--- EXERCISE PROMPT ---
In the records that follow, locate every line with "content" and extract it.

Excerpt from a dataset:
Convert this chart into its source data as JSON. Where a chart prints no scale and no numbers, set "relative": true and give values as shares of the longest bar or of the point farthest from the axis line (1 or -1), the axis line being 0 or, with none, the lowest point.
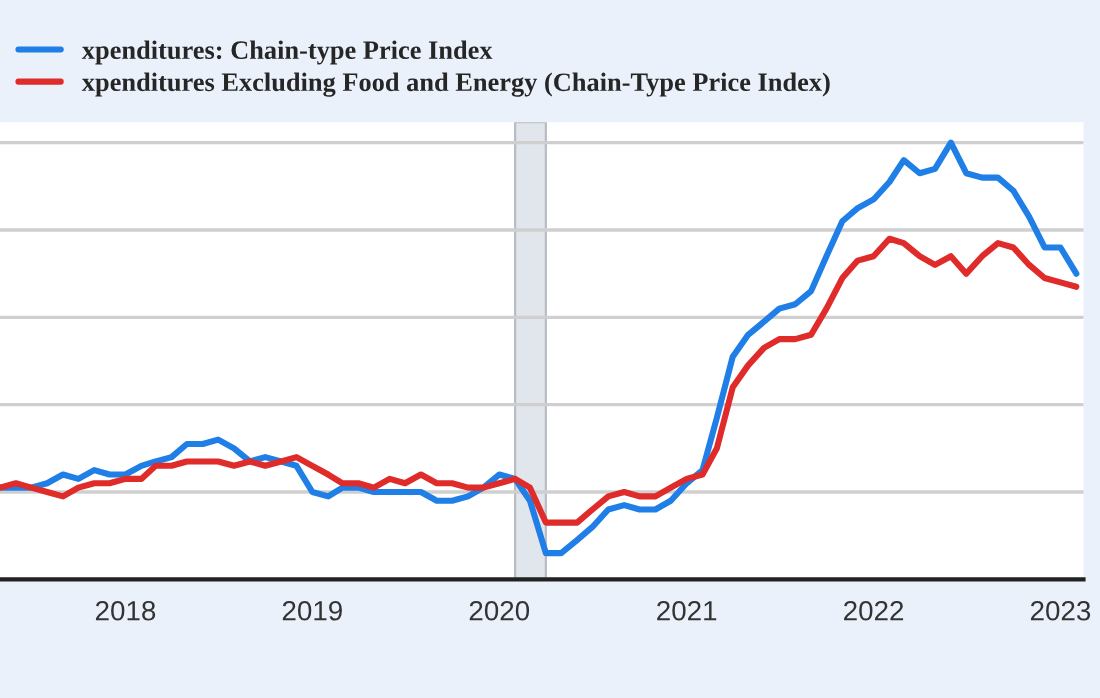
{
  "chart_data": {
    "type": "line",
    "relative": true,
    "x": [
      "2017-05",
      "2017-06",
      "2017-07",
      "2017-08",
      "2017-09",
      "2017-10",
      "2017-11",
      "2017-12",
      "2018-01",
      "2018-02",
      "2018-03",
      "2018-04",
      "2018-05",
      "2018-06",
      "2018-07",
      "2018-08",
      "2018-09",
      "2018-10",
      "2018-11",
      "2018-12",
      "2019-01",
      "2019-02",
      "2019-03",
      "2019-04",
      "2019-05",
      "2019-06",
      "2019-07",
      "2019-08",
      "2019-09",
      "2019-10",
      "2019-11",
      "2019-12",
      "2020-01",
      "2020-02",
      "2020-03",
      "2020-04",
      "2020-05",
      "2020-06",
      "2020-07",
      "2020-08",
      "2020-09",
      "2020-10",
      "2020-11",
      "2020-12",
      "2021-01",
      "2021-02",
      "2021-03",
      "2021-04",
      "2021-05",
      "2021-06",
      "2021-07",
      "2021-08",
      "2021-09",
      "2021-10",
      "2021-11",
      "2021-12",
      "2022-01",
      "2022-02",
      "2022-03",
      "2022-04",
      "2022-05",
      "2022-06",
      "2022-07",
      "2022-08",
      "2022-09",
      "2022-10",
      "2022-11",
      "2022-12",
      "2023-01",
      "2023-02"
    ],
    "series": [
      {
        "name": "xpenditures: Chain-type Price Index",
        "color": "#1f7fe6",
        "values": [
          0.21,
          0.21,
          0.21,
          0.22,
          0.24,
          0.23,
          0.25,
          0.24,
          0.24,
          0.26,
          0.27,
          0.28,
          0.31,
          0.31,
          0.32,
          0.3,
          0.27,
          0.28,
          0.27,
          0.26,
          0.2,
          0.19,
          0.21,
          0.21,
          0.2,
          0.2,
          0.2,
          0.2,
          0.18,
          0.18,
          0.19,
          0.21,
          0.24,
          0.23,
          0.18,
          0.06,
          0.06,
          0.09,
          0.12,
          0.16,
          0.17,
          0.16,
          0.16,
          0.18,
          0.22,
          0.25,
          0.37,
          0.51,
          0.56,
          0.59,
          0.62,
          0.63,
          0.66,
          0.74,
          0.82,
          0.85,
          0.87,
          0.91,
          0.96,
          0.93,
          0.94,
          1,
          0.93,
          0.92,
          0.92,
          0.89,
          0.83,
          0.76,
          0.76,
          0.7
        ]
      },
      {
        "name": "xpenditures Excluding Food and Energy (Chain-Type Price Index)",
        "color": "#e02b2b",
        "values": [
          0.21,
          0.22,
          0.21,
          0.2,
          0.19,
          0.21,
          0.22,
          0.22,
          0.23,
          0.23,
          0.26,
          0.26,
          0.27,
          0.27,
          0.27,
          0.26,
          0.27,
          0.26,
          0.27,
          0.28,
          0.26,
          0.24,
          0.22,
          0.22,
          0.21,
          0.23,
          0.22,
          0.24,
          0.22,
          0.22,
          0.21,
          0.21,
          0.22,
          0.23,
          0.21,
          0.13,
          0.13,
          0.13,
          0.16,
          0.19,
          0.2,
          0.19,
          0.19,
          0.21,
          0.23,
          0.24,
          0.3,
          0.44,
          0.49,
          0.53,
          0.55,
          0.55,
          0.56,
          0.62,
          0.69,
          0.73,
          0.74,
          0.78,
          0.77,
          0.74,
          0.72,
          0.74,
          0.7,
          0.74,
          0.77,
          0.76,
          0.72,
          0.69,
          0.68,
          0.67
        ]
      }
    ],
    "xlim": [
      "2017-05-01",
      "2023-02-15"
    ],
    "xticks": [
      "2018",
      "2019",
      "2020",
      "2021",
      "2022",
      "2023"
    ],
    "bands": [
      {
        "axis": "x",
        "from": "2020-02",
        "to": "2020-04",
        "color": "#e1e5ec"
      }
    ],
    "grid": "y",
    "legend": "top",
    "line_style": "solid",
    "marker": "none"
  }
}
==
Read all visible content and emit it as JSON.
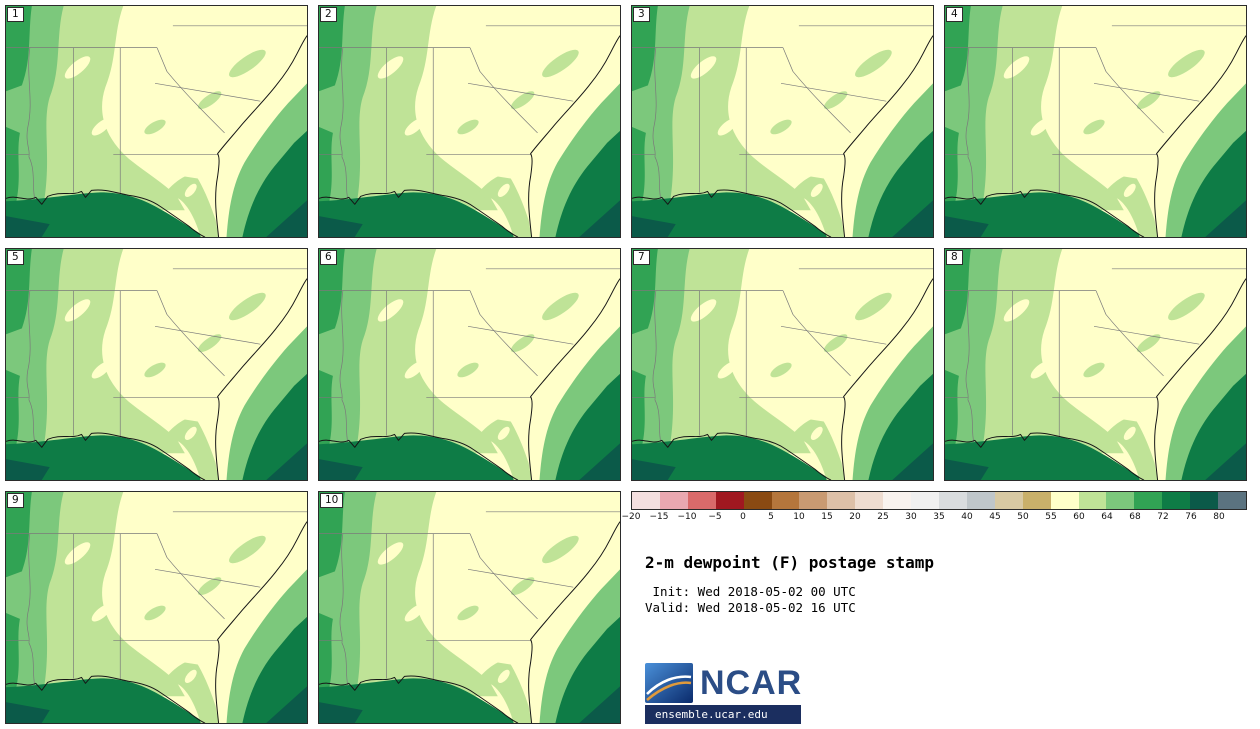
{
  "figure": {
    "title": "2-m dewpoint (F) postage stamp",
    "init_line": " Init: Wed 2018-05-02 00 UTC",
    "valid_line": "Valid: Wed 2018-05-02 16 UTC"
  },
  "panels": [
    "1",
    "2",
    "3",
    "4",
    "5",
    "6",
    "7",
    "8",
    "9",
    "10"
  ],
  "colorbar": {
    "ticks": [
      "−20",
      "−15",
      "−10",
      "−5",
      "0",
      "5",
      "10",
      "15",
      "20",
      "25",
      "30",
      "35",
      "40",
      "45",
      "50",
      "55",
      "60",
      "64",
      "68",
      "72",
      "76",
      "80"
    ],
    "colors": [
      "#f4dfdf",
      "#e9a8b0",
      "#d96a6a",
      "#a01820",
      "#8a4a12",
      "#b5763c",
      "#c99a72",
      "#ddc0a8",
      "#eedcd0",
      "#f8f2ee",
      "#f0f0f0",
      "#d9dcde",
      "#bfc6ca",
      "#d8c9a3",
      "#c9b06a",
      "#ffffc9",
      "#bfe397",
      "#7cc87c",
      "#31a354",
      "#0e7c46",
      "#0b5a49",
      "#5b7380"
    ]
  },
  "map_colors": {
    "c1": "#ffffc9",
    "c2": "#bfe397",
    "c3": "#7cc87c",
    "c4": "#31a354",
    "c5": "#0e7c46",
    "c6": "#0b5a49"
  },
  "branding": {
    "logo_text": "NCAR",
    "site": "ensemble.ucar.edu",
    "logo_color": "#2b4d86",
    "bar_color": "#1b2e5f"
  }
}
...
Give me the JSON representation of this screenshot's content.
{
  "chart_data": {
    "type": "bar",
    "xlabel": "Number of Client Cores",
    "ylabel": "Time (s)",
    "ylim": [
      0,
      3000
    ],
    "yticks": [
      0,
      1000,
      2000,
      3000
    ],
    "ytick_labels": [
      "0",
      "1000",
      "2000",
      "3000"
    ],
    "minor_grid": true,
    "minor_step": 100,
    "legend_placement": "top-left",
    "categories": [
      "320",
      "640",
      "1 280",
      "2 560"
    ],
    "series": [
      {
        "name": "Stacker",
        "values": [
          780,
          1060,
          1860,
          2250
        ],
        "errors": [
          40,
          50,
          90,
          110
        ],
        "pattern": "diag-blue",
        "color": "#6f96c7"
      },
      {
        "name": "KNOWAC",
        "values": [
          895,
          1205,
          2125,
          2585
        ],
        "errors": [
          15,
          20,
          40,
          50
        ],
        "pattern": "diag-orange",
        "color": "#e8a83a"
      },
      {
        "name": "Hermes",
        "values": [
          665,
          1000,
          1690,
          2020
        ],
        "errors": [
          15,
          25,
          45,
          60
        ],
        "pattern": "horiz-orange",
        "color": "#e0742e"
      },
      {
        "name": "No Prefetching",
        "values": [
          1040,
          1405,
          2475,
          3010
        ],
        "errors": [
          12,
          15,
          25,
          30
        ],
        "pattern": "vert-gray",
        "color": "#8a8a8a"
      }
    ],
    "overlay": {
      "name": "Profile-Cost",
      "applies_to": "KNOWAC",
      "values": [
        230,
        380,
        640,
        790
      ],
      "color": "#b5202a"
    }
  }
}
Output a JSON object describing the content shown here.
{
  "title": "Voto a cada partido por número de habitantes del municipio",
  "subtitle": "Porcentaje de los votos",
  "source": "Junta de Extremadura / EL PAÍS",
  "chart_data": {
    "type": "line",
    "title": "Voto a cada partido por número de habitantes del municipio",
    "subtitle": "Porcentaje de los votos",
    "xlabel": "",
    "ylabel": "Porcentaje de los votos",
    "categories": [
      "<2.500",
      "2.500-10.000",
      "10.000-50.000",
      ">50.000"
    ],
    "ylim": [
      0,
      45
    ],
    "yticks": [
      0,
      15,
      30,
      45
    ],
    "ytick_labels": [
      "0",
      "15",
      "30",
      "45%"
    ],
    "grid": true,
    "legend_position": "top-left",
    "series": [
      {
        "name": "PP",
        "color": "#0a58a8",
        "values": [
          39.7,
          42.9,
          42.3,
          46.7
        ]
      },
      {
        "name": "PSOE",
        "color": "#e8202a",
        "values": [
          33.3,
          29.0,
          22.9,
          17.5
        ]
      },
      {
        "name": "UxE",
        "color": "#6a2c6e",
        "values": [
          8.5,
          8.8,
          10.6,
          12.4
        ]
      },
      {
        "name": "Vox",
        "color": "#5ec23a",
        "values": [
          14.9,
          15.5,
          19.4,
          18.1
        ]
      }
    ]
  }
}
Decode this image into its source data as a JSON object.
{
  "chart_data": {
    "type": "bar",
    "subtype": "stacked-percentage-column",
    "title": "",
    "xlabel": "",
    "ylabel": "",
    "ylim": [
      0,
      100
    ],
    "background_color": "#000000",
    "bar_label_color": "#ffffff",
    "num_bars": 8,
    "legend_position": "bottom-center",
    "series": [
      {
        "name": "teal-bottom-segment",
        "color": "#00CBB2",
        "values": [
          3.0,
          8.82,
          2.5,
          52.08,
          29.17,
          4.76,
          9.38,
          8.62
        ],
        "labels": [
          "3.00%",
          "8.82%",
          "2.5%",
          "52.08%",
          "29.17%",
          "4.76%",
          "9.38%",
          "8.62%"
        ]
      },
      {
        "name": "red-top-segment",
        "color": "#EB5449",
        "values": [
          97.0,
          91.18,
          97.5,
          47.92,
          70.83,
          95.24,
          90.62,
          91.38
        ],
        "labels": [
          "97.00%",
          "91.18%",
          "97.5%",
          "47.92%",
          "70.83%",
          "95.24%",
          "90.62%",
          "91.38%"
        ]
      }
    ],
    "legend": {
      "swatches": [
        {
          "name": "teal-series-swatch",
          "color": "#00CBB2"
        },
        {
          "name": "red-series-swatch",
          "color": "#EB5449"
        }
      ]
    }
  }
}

--- WRITTEN RESPONSE ---
Read all visible content and emit it as JSON.
Give me the JSON representation of this screenshot's content.
Output a JSON object describing the content shown here.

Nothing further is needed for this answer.